_Written exercise_
Where the data below has the string "always", return the whole line.

Dataset entries:
↓
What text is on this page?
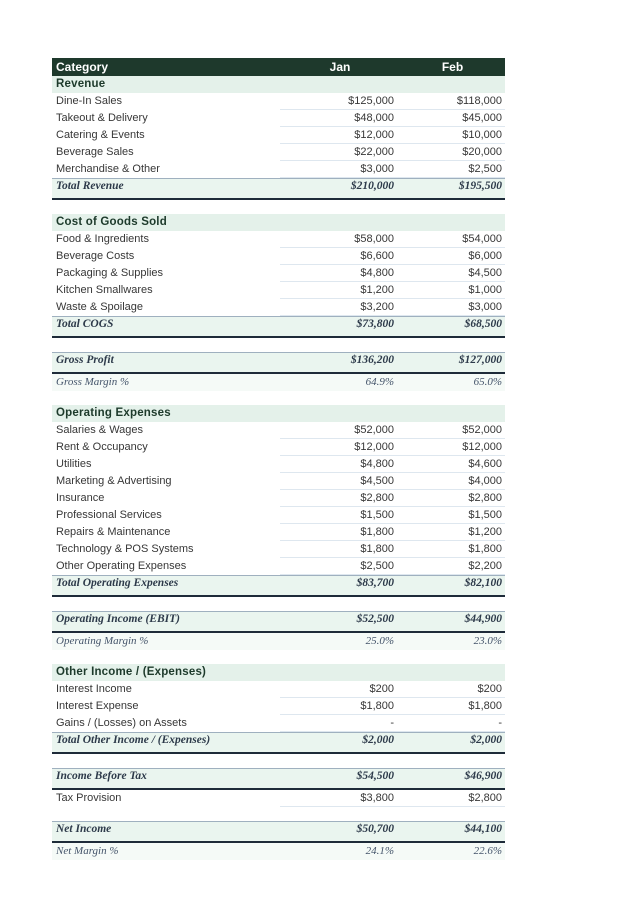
Category	Jan	Feb
Revenue
Dine-In Sales	$125,000	$118,000
Takeout & Delivery	$48,000	$45,000
Catering & Events	$12,000	$10,000
Beverage Sales	$22,000	$20,000
Merchandise & Other	$3,000	$2,500
Total Revenue	$210,000	$195,500
Cost of Goods Sold
Food & Ingredients	$58,000	$54,000
Beverage Costs	$6,600	$6,000
Packaging & Supplies	$4,800	$4,500
Kitchen Smallwares	$1,200	$1,000
Waste & Spoilage	$3,200	$3,000
Total COGS	$73,800	$68,500
Gross Profit	$136,200	$127,000
Gross Margin %	64.9%	65.0%
Operating Expenses
Salaries & Wages	$52,000	$52,000
Rent & Occupancy	$12,000	$12,000
Utilities	$4,800	$4,600
Marketing & Advertising	$4,500	$4,000
Insurance	$2,800	$2,800
Professional Services	$1,500	$1,500
Repairs & Maintenance	$1,800	$1,200
Technology & POS Systems	$1,800	$1,800
Other Operating Expenses	$2,500	$2,200
Total Operating Expenses	$83,700	$82,100
Operating Income (EBIT)	$52,500	$44,900
Operating Margin %	25.0%	23.0%
Other Income / (Expenses)
Interest Income	$200	$200
Interest Expense	$1,800	$1,800
Gains / (Losses) on Assets	-	-
Total Other Income / (Expenses)	$2,000	$2,000
Income Before Tax	$54,500	$46,900
Tax Provision	$3,800	$2,800
Net Income	$50,700	$44,100
Net Margin %	24.1%	22.6%
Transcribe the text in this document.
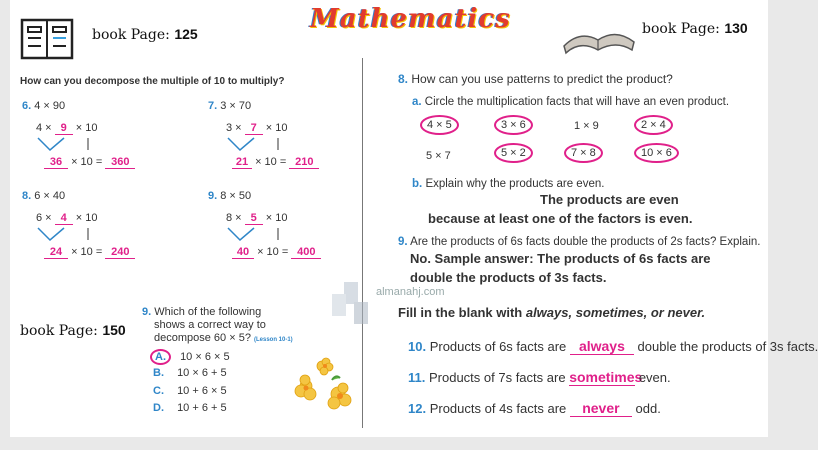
book Page: 125	Mathematics	book Page: 130
How can you decompose the multiple of 10 to multiply?
6. 4 × 90
4 × 9 × 10
36 × 10 = 360
7. 3 × 70
3 × 7 × 10
21 × 10 = 210
8. 6 × 40
6 × 4 × 10
24 × 10 = 240
9. 8 × 50
8 × 5 × 10
40 × 10 = 400
book Page: 150
9. Which of the following
shows a correct way to
decompose 60 × 5? (Lesson 10-1)
A. 10 × 6 × 5
B. 10 × 6 + 5
C. 10 + 6 × 5
D. 10 + 6 + 5
8. How can you use patterns to predict the product?
a. Circle the multiplication facts that will have an even product.
4 × 5	3 × 6	1 × 9	2 × 4
5 × 7	5 × 2	7 × 8	10 × 6
b. Explain why the products are even.
The products are even
because at least one of the factors is even.
9. Are the products of 6s facts double the products of 2s facts? Explain.
No. Sample answer: The products of 6s facts are
double the products of 3s facts.
almanahj.com
Fill in the blank with always, sometimes, or never.
10. Products of 6s facts are always double the products of 3s facts.
11. Products of 7s facts are sometimes even.
12. Products of 4s facts are never odd.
↑
_Full output_
Fill in the blank with always, sometimes, or never.
10. Products of 6s facts are always double the products of 3s facts.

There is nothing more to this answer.